Exercise details: Identify each line below that contains the word "page", and copy it out.

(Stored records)
▼▼▼

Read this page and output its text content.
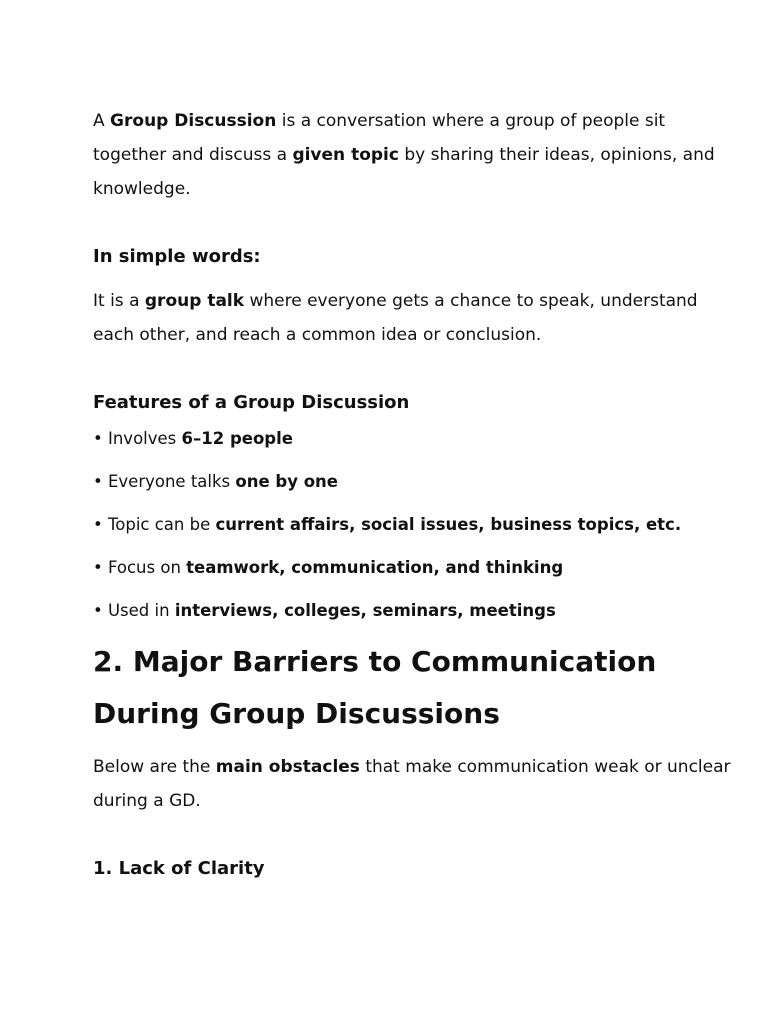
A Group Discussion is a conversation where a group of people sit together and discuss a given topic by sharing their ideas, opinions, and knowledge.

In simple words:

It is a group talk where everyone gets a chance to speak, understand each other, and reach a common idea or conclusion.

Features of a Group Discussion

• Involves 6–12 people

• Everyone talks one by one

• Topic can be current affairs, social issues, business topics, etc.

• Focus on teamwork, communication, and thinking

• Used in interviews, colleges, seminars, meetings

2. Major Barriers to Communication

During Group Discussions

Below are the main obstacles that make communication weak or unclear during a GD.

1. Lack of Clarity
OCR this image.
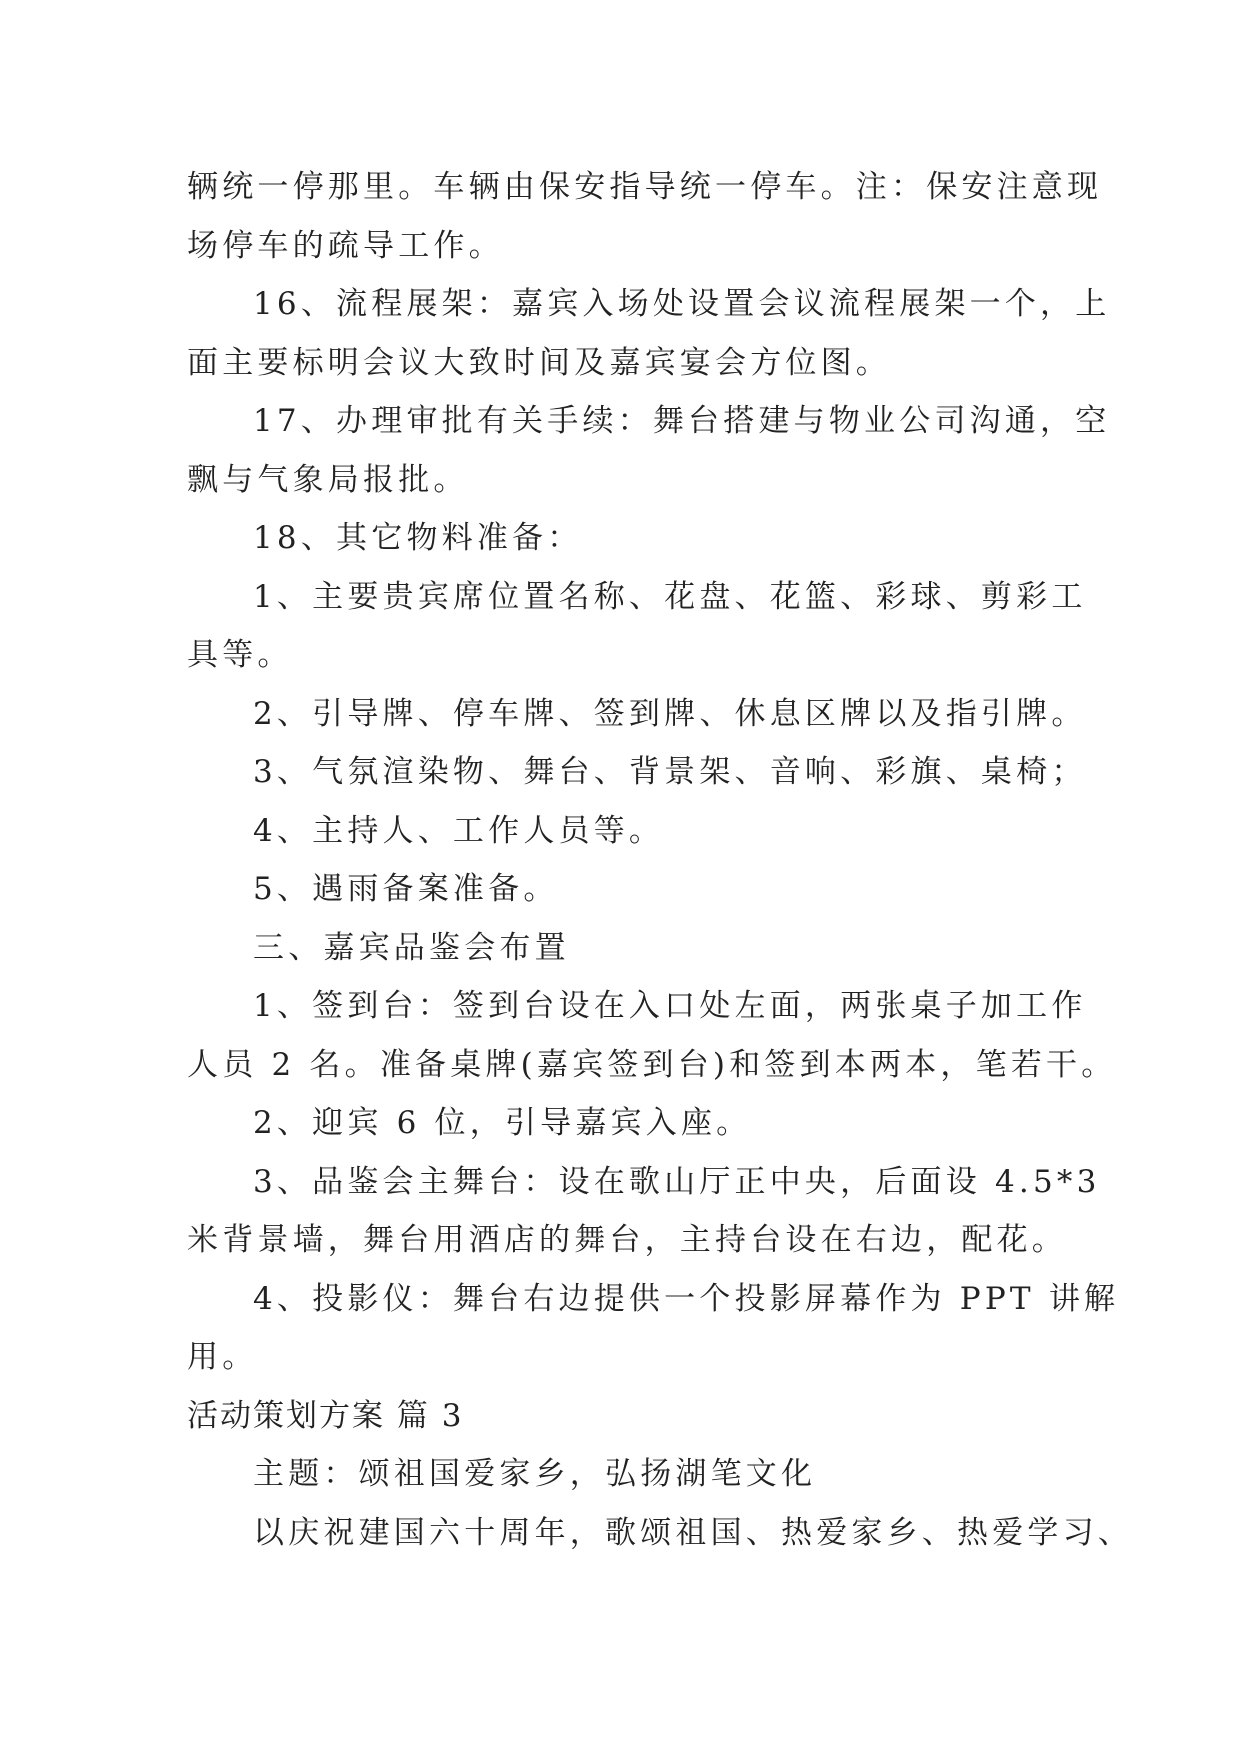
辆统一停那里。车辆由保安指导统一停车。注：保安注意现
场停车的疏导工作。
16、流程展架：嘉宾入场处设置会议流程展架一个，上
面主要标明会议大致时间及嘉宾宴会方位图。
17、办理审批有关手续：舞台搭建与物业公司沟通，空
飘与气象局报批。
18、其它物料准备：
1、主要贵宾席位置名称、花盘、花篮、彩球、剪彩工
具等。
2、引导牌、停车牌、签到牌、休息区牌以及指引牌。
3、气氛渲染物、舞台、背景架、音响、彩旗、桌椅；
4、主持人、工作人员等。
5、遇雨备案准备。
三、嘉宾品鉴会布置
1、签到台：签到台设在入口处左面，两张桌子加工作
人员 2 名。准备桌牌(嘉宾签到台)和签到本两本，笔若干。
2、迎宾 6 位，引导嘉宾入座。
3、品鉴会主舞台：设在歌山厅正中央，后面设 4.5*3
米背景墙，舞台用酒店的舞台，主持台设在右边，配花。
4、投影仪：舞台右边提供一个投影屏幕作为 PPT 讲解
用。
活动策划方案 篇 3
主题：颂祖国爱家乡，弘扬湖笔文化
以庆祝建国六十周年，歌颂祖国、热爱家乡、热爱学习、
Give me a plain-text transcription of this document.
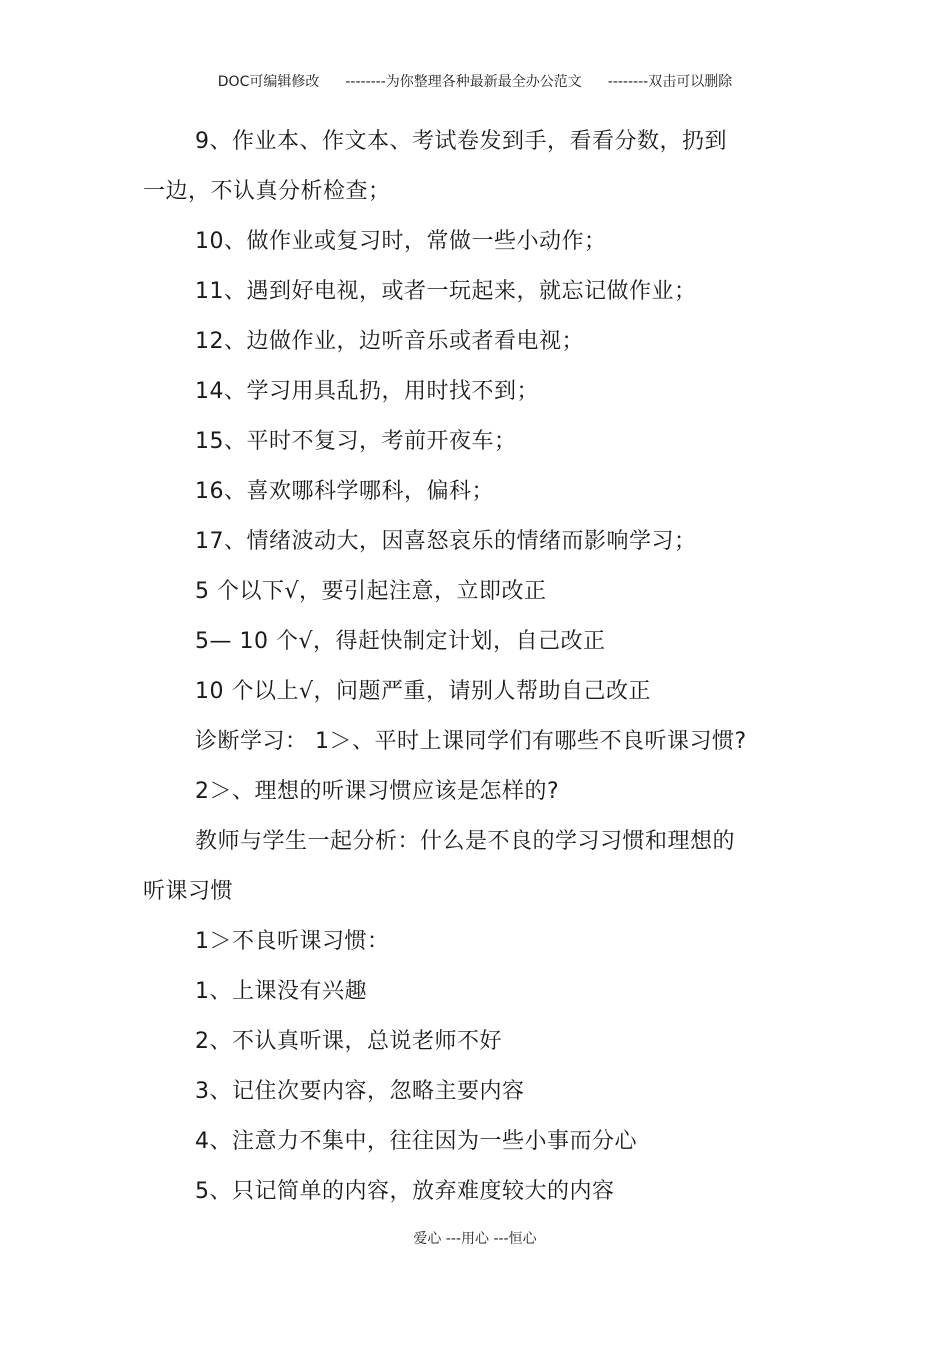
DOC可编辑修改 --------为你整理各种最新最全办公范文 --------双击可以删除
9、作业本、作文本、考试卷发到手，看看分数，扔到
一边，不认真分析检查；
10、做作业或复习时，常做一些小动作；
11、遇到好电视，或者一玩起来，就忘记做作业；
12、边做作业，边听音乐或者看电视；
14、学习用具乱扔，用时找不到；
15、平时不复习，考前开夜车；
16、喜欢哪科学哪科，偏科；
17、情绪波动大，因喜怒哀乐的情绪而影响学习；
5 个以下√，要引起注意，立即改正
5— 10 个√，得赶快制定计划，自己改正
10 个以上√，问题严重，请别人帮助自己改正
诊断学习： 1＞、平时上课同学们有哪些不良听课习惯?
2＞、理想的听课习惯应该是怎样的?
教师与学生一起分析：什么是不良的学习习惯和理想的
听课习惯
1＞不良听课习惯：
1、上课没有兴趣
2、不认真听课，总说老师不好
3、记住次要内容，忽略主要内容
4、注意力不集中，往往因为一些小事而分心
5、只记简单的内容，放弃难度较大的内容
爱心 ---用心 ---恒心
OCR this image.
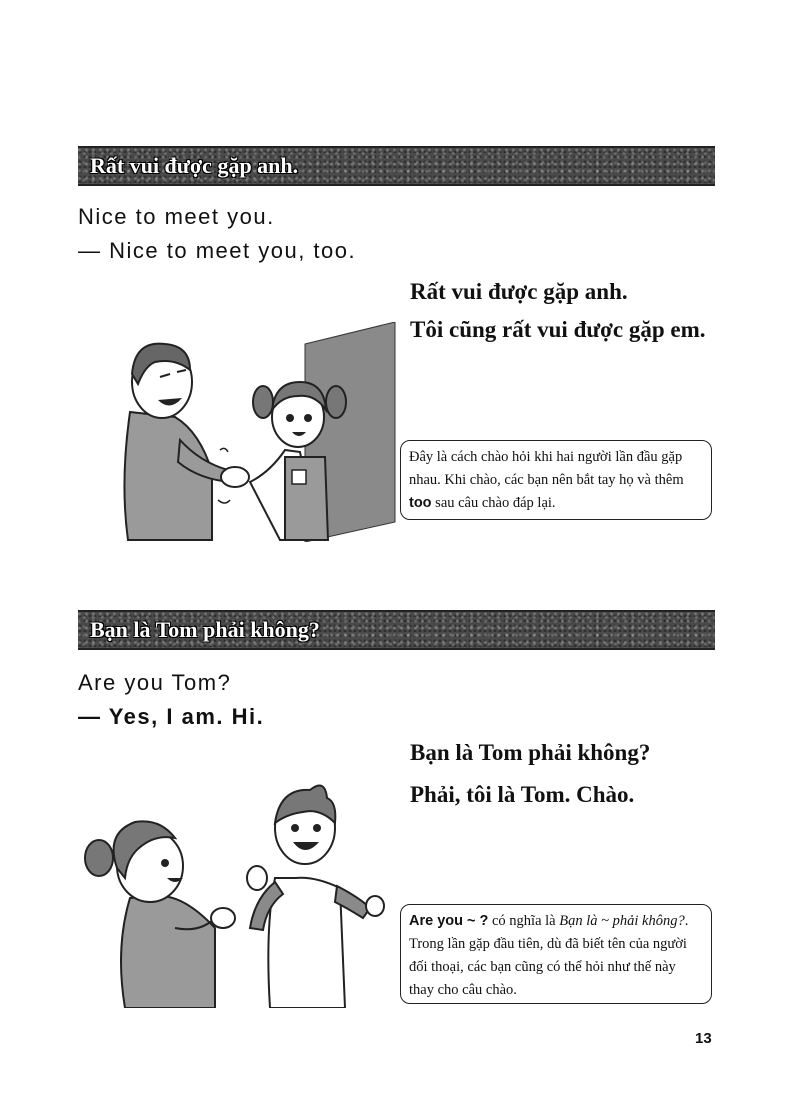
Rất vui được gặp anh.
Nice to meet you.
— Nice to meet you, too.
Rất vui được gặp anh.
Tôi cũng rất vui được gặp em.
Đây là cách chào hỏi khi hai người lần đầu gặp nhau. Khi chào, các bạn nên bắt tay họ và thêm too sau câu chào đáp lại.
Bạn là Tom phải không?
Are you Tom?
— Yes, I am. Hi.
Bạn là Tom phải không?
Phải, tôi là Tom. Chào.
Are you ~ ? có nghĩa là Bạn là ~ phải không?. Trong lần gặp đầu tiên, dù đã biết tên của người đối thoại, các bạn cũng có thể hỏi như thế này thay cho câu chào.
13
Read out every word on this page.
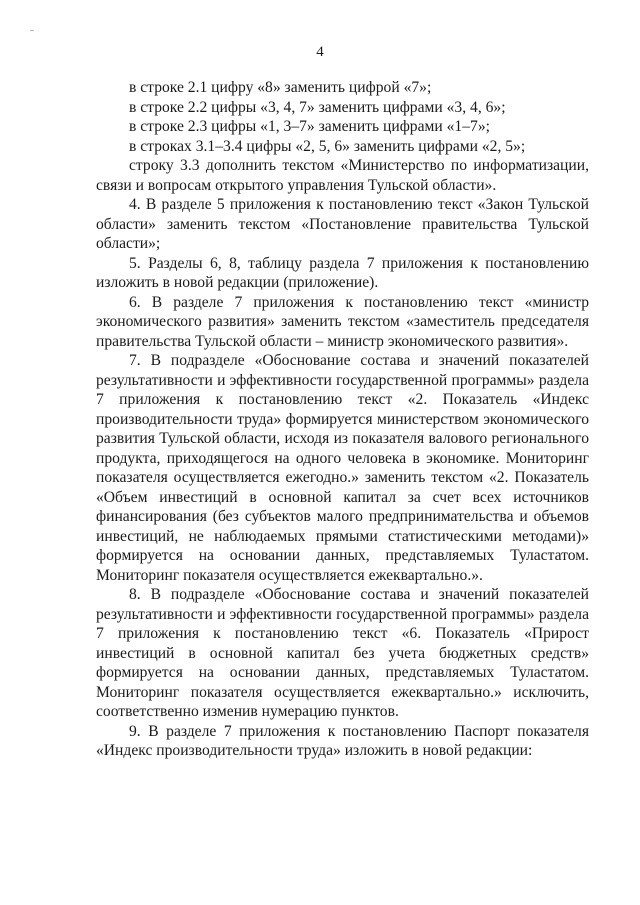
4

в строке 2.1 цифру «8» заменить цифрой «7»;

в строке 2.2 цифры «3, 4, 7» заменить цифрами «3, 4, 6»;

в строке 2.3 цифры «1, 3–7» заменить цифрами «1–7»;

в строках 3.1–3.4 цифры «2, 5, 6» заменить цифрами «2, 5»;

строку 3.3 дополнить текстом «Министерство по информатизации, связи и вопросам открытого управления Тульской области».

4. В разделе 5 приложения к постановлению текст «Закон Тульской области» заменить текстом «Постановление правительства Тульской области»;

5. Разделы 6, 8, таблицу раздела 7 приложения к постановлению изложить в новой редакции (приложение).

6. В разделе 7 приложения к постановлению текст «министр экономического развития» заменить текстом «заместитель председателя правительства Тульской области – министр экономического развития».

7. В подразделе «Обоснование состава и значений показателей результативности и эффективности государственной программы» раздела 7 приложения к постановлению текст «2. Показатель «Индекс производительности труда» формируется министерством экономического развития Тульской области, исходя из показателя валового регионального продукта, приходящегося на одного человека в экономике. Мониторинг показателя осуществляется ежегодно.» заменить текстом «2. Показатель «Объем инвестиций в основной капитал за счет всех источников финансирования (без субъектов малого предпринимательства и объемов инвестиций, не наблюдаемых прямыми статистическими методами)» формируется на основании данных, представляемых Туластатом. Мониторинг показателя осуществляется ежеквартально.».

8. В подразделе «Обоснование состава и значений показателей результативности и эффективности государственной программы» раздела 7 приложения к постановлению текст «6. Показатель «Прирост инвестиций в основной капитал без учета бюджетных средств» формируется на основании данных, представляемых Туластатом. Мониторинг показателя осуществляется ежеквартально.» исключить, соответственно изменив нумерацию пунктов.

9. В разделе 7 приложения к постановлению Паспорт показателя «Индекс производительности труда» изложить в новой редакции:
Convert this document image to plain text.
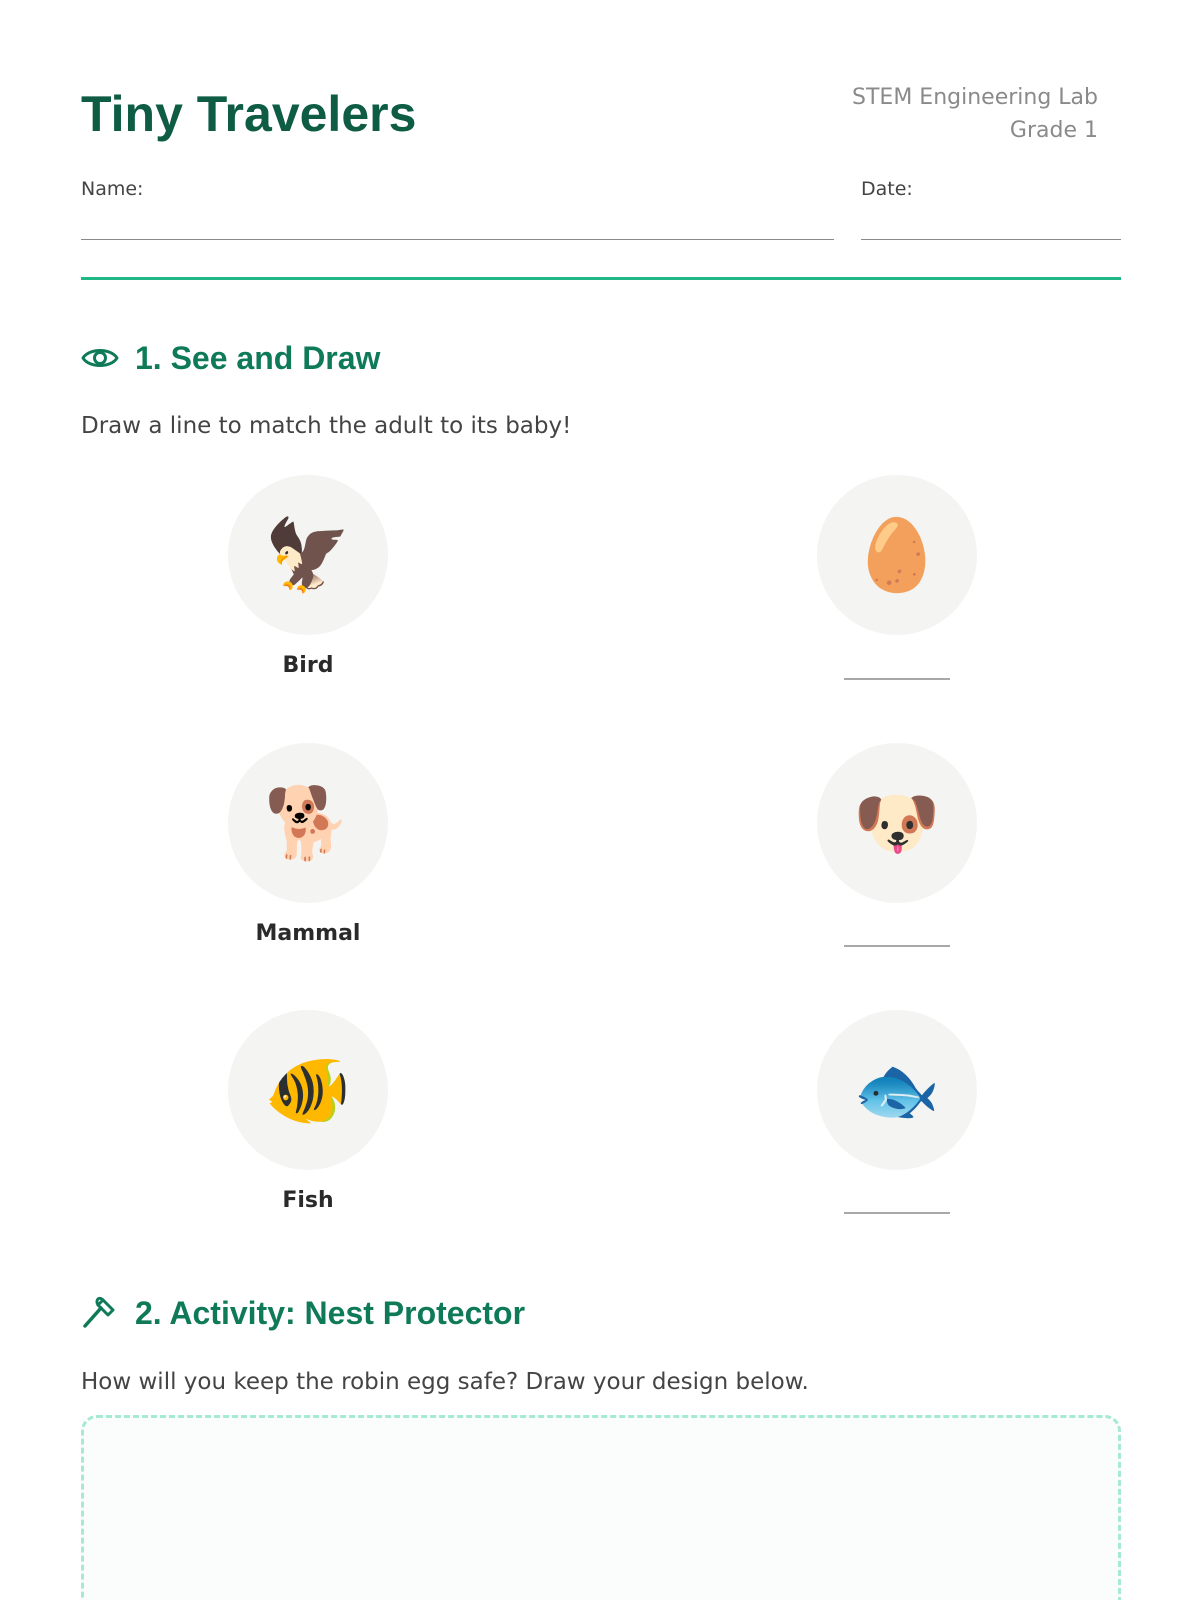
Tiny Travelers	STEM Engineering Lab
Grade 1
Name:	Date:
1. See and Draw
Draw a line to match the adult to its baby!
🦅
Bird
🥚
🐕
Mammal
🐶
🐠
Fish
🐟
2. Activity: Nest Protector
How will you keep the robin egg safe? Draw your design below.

▲▲▲

Task solution:
Read this page and output its text content.
Read out every word on this page.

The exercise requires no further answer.